## [Exercise instructions]
Collect all lines from the records below that include the word "Africans".

Dataset records on visual material
○ ○ ○

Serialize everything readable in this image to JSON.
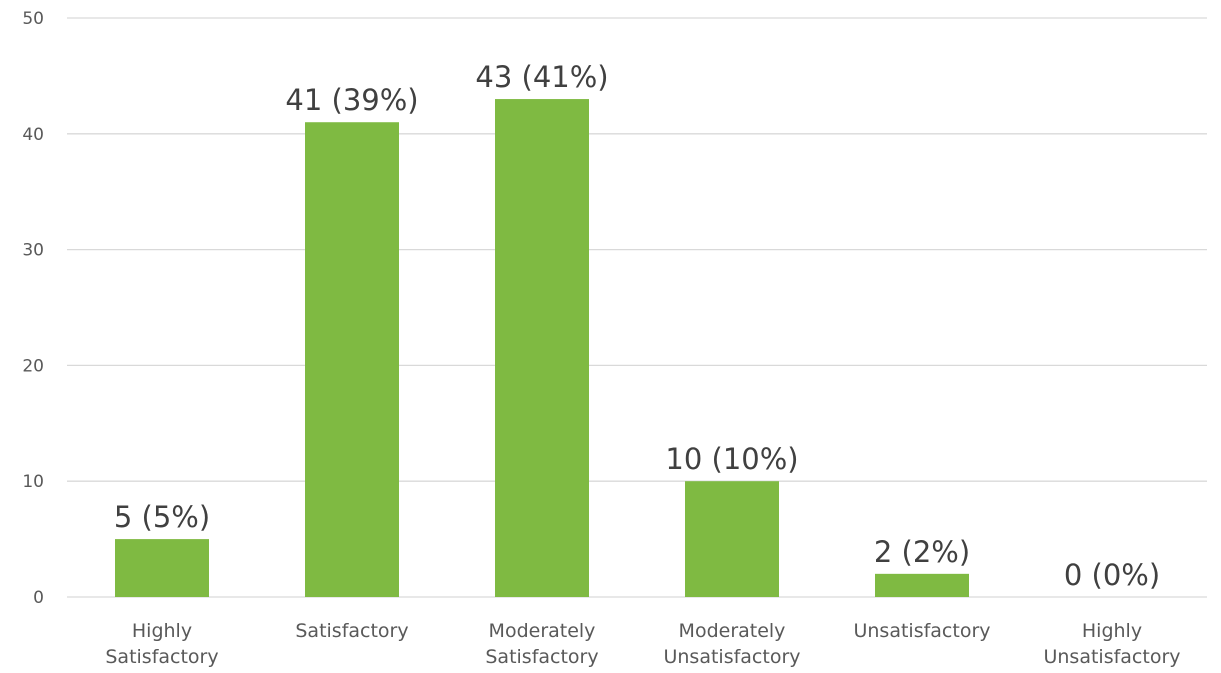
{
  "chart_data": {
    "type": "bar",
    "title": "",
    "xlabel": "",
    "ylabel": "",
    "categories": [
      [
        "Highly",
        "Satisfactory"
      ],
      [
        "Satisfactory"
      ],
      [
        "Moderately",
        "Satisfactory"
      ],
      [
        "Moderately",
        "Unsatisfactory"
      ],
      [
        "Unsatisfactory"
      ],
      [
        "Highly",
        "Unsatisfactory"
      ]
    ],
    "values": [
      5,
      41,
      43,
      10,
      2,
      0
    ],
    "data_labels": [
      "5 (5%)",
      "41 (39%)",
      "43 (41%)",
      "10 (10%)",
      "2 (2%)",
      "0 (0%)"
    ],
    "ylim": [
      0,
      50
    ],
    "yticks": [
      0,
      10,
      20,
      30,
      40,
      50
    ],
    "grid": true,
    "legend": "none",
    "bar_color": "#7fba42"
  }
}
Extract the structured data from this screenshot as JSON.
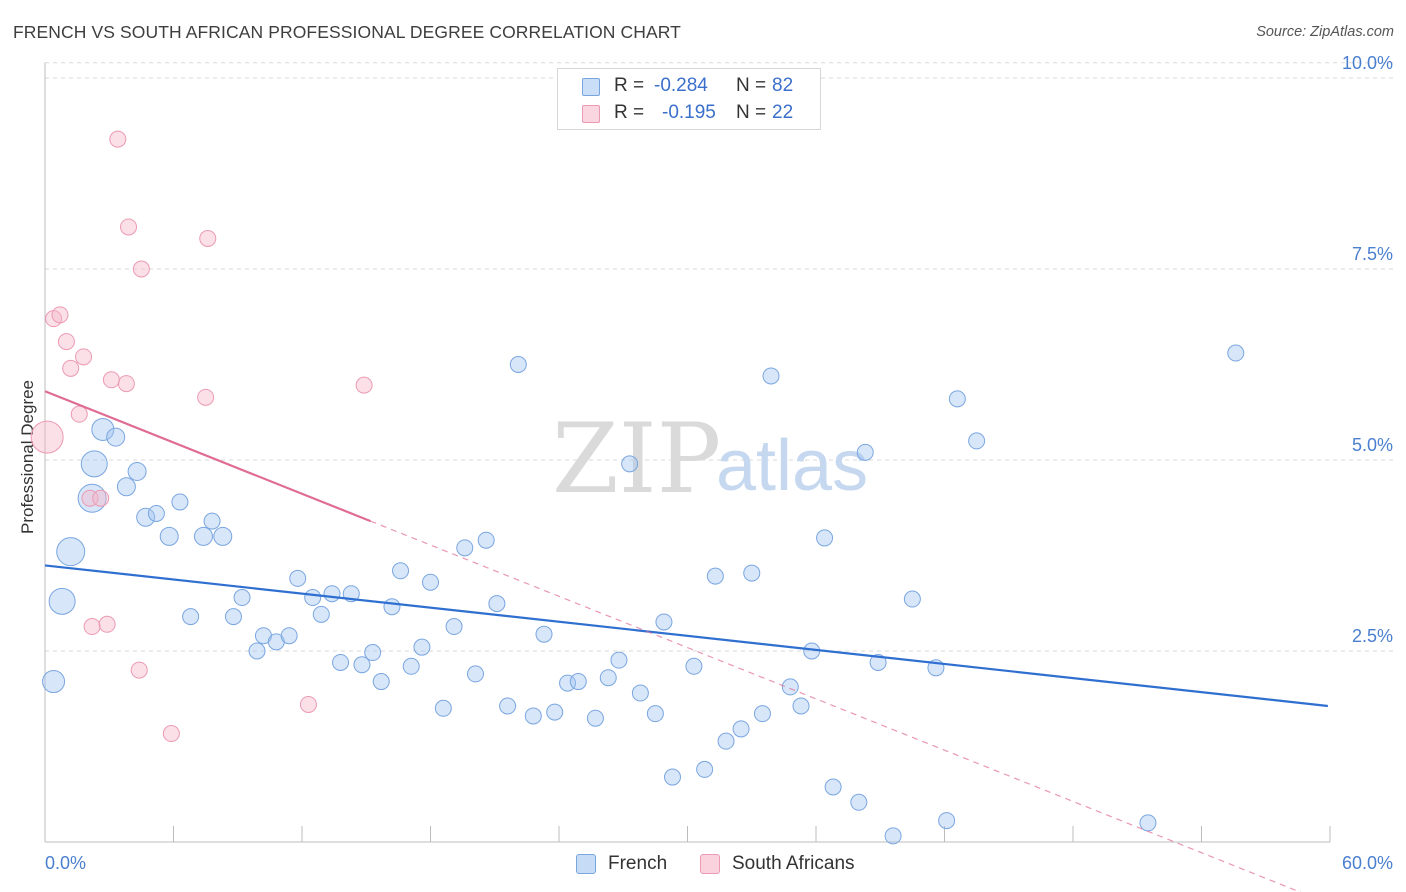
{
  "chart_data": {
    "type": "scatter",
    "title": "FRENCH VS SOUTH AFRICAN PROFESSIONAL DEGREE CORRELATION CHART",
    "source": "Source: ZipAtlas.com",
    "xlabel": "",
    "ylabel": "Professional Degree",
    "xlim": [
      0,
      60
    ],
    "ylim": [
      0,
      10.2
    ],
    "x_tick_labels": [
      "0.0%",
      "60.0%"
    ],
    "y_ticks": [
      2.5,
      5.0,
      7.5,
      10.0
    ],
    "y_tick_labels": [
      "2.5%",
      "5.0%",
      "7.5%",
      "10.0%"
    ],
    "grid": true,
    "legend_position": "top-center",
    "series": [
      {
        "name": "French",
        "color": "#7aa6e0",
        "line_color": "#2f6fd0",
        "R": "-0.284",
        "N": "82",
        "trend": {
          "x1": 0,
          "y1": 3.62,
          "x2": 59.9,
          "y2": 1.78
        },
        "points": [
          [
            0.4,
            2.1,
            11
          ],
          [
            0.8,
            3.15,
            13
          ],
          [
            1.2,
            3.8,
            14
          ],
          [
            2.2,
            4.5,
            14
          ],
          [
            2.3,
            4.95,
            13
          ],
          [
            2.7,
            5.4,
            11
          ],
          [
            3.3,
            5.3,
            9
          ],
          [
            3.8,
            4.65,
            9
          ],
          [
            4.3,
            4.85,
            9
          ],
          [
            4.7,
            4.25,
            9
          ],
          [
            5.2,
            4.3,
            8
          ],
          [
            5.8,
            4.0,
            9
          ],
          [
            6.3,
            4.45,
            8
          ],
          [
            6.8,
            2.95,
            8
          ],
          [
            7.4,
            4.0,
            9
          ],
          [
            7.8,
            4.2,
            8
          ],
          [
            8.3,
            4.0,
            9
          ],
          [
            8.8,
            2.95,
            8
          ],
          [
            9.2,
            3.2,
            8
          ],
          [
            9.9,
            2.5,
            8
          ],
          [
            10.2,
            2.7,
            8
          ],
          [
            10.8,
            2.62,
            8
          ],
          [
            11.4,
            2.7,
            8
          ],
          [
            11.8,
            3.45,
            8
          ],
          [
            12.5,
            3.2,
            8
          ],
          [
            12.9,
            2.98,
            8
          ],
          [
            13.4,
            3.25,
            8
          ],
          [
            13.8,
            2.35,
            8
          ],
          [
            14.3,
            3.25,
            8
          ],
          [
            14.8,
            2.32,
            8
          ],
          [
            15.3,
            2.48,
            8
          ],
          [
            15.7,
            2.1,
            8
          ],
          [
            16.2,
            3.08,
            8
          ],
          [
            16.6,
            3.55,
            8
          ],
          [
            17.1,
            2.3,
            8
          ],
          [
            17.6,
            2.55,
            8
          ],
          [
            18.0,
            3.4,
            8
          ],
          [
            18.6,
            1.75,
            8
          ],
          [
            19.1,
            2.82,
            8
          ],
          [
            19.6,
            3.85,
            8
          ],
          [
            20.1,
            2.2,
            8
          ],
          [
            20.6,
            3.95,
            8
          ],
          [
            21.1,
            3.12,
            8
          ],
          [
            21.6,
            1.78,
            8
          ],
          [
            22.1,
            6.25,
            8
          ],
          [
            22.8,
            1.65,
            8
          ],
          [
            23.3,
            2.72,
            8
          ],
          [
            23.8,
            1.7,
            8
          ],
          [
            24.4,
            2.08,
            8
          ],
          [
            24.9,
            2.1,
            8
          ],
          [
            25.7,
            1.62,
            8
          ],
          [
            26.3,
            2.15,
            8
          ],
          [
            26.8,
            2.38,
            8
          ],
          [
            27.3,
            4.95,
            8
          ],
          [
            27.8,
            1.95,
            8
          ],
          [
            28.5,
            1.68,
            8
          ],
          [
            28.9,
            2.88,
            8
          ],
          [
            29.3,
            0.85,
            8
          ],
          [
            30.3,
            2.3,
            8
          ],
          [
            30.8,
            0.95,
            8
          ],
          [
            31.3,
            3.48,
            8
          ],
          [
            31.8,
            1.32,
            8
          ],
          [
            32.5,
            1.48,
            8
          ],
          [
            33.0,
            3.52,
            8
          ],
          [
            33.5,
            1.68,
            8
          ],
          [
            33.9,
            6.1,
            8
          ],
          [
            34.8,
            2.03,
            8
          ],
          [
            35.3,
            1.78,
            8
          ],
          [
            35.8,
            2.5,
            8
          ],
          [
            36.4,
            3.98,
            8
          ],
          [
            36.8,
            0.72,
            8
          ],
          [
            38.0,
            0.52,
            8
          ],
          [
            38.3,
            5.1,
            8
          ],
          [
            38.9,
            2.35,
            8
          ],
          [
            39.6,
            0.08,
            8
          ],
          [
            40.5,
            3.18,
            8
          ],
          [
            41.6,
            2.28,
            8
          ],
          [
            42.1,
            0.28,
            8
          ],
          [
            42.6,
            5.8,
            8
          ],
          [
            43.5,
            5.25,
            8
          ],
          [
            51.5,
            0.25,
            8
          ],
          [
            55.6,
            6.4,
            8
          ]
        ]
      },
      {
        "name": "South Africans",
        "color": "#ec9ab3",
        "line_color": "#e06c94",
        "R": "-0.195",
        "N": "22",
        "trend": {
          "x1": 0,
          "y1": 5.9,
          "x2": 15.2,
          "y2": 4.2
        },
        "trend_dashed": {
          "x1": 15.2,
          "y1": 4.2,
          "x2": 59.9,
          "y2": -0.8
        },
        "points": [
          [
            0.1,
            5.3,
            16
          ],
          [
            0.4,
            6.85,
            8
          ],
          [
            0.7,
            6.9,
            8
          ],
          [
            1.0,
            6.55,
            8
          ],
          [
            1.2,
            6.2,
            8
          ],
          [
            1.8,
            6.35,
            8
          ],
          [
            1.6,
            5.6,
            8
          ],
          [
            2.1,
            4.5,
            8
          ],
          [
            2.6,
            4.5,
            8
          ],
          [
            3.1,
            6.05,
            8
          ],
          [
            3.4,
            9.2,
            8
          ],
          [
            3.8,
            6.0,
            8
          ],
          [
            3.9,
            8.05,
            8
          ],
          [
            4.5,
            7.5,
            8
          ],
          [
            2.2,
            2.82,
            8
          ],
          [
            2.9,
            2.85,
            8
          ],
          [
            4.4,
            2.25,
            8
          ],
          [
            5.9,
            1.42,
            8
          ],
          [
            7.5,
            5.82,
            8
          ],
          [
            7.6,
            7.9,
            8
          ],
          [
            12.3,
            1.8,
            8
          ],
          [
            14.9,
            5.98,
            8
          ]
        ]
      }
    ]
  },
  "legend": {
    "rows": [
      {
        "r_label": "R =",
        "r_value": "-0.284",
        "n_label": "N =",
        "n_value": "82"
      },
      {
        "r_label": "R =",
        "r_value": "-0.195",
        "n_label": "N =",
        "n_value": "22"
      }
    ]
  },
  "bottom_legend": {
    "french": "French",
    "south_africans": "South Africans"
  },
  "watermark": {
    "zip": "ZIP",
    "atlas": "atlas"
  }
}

○ ○ ○

## [Result of this task]
        "name": "South Africans",
    "south_africans": "South Africans"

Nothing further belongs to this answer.